- YOUR GOAL -
Pick out every line holding the string "here" and copy it.

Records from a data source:
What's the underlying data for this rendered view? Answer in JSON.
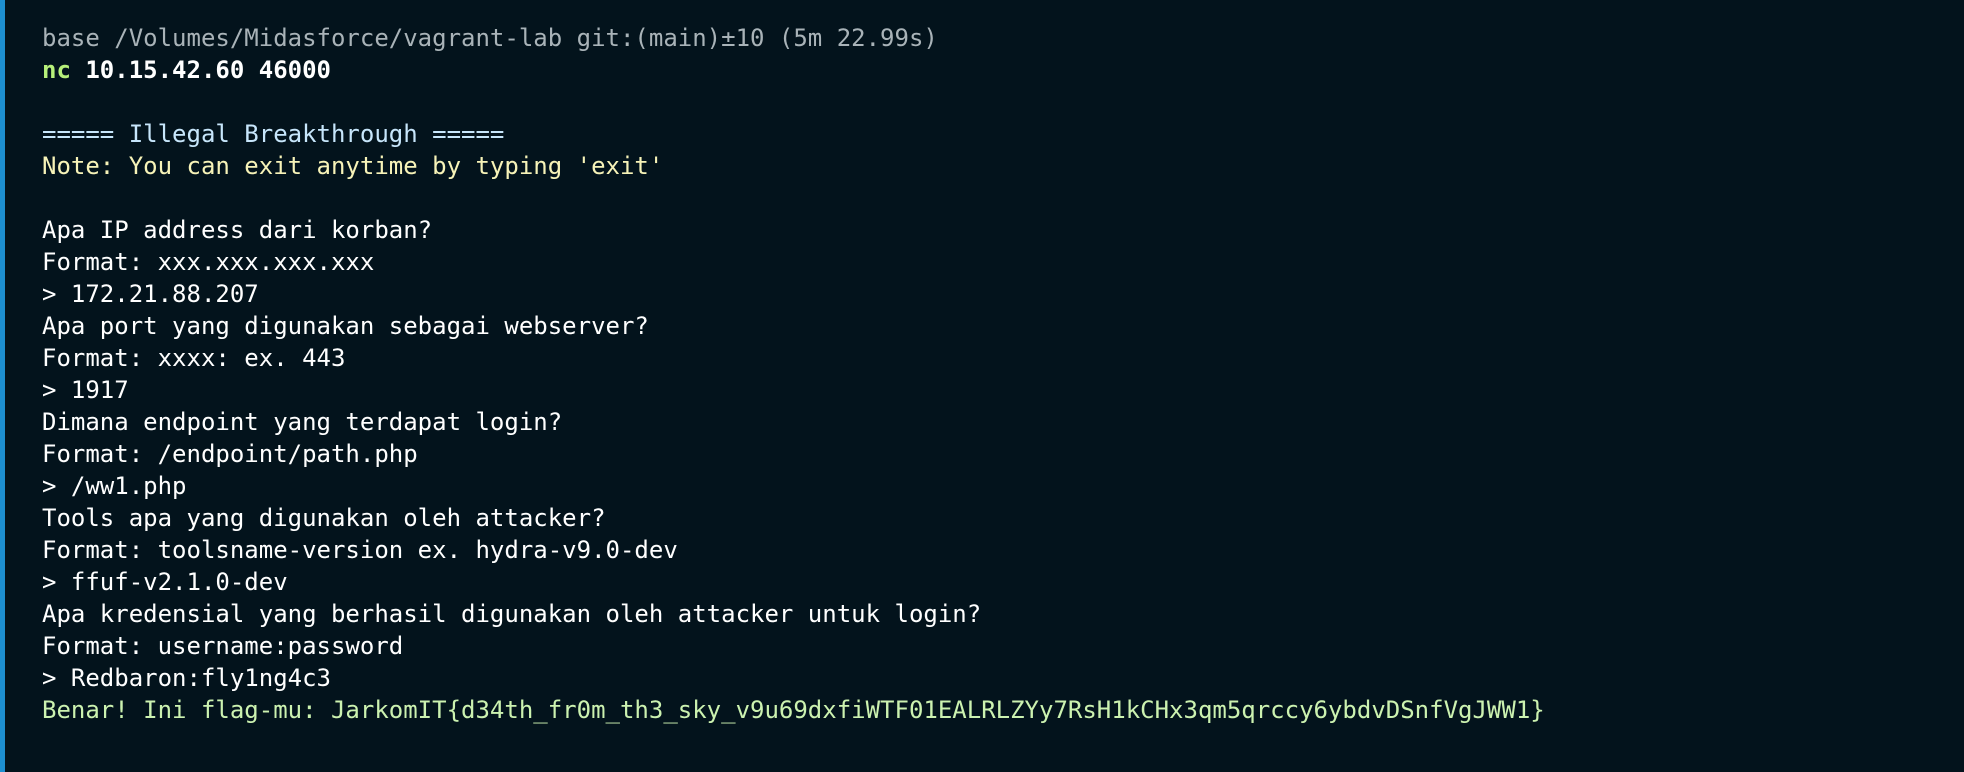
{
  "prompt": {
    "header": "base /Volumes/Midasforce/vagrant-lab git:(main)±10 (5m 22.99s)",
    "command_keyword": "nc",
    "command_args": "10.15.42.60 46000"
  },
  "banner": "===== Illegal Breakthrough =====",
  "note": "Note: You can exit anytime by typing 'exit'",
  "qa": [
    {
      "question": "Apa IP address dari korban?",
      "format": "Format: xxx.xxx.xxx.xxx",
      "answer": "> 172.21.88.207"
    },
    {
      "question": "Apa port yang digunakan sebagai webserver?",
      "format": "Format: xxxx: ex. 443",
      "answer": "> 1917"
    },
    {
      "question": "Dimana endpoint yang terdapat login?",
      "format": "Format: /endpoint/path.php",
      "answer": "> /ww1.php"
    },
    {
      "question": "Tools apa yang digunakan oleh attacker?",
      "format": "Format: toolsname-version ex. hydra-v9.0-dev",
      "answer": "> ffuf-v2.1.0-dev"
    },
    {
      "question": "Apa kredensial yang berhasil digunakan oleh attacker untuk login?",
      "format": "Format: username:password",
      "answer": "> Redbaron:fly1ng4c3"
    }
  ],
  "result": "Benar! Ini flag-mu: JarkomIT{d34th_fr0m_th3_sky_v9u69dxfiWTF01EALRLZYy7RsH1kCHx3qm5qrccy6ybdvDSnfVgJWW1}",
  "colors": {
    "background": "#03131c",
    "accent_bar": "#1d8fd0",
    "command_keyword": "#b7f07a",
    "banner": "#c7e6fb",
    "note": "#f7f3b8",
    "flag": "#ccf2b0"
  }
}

...

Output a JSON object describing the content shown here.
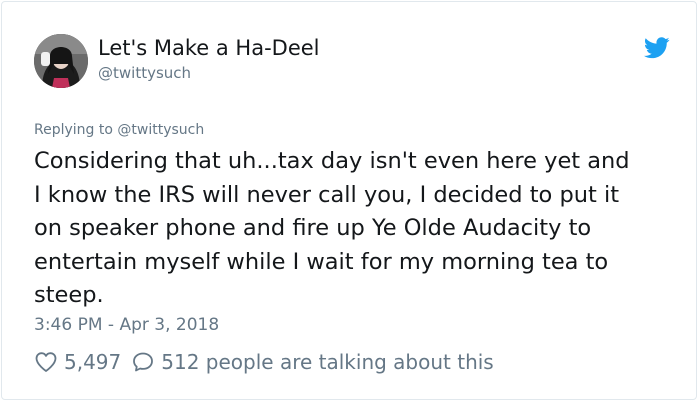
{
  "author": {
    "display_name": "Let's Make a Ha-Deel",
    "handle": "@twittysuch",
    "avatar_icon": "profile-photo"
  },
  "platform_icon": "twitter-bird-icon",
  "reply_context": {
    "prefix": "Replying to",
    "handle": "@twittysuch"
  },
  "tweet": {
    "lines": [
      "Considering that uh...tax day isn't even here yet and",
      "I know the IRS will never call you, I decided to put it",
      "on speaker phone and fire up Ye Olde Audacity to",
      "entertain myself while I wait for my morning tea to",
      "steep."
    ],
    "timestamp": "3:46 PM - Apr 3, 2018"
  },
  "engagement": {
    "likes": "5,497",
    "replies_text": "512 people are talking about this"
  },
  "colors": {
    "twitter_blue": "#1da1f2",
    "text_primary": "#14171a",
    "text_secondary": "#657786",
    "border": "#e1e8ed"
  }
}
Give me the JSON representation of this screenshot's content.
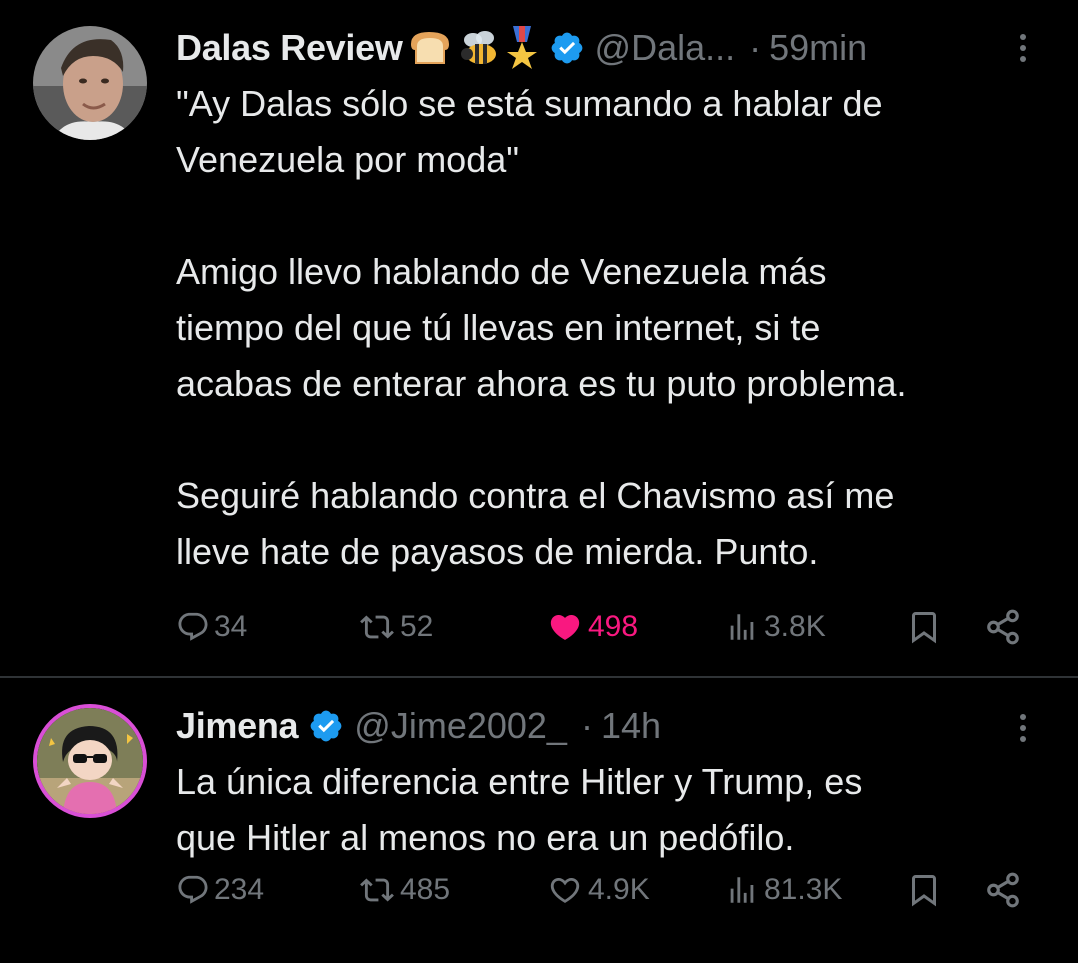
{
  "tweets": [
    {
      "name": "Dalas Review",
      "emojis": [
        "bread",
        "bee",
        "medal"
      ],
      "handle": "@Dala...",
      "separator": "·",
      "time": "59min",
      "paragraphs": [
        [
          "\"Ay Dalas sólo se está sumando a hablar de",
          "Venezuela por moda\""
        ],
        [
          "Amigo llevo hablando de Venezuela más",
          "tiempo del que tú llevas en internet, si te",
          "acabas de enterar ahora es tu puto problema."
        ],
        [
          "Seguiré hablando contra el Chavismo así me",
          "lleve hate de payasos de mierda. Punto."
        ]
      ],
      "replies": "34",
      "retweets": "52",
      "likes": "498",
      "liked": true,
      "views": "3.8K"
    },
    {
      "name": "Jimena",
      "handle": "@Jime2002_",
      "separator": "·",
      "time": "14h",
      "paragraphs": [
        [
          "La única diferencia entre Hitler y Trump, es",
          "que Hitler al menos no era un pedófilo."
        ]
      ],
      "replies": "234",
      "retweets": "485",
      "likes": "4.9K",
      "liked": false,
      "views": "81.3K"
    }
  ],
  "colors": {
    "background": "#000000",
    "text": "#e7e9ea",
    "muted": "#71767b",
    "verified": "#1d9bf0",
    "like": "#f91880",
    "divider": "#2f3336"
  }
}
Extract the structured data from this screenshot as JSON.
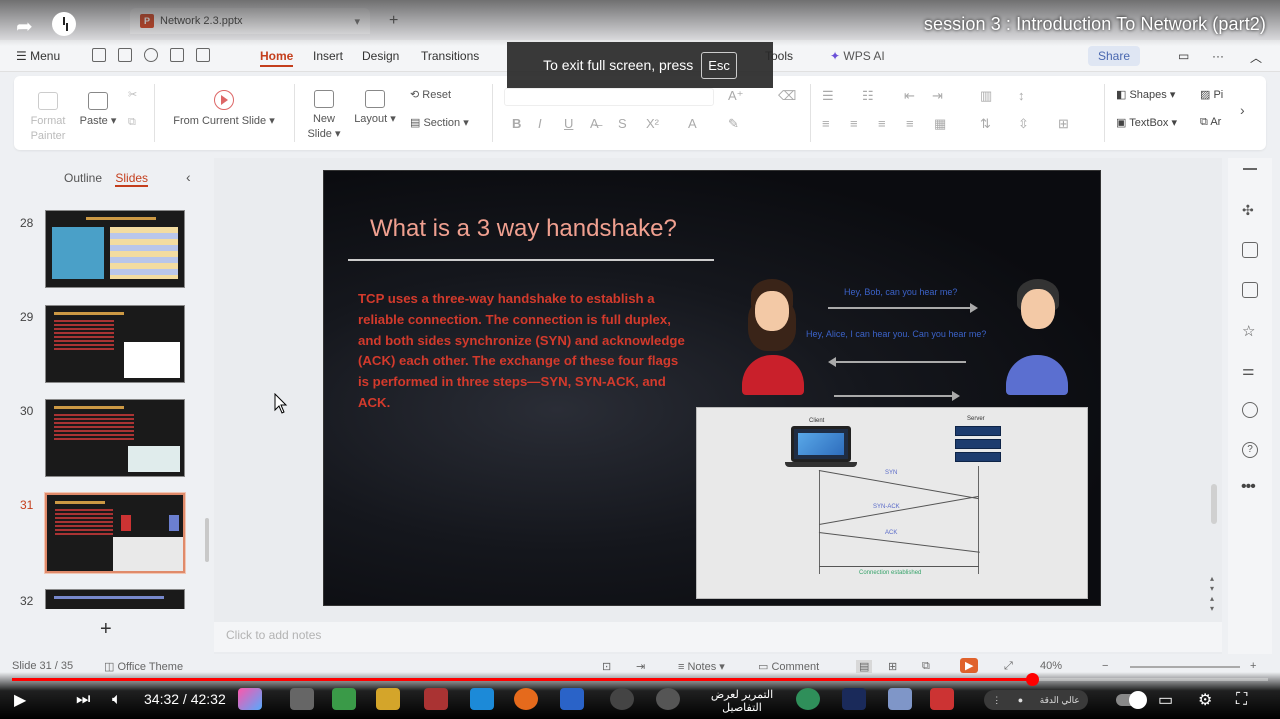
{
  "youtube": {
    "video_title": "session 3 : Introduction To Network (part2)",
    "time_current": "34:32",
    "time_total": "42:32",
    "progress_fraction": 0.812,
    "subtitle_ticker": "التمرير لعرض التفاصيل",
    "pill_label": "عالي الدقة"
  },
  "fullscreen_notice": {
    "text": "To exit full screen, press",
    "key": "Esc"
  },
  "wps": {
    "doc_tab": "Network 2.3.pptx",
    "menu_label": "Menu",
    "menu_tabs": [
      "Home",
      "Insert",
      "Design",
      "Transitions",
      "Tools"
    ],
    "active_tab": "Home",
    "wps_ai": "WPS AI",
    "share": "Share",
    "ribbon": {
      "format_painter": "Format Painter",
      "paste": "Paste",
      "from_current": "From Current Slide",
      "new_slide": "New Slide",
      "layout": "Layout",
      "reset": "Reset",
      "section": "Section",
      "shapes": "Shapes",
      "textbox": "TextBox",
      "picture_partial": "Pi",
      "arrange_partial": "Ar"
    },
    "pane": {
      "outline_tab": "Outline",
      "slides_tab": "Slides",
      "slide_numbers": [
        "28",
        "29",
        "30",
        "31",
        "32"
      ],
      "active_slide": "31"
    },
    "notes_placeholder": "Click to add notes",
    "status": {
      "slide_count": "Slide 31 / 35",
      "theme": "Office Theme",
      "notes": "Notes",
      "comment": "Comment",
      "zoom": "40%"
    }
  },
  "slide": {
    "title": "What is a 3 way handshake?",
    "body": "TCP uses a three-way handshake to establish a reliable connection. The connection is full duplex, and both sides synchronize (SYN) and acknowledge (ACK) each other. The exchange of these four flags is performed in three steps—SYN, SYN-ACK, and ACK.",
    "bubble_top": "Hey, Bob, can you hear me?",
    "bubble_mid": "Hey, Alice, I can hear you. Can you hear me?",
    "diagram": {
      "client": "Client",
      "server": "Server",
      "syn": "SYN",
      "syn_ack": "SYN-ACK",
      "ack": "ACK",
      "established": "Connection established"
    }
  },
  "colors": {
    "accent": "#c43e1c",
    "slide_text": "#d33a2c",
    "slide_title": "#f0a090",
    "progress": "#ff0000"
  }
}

- SOLUTION TO THIS PROBLEM -
Output a JSON object describing the content shown here.
      "Considering that uh...tax day isn't even here yet and",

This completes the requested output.